* INPUT MATERIAL:

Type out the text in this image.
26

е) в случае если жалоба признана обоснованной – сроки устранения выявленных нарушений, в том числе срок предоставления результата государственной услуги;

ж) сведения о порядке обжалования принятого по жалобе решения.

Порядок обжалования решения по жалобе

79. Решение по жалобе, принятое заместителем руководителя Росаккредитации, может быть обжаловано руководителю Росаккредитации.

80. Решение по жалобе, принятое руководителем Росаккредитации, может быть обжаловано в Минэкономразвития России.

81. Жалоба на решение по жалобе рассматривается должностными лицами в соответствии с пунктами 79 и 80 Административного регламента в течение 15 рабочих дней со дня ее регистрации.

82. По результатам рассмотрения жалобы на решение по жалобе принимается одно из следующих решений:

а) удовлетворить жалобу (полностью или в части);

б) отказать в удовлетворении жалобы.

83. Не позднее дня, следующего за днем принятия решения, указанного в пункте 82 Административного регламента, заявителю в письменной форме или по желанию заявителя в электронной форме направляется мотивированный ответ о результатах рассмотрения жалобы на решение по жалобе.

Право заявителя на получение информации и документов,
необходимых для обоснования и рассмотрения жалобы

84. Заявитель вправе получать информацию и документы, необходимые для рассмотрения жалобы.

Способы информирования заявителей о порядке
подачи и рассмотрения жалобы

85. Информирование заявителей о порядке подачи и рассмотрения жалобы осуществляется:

* TASK REQUIREMENTS: Each line in the data that holds the string "рассмотрения" should be found and copied.

* RESULT OF THIS TASK:
82. По результатам рассмотрения жалобы на решение по жалобе принимается одно из следующих решений:
83. Не позднее дня, следующего за днем принятия решения, указанного в пункте 82 Административного регламента, заявителю в письменной форме или по желанию заявителя в электронной форме направляется мотивированный ответ о результатах рассмотрения жалобы на решение по жалобе.
необходимых для обоснования и рассмотрения жалобы
84. Заявитель вправе получать информацию и документы, необходимые для рассмотрения жалобы.
подачи и рассмотрения жалобы
85. Информирование заявителей о порядке подачи и рассмотрения жалобы осуществляется:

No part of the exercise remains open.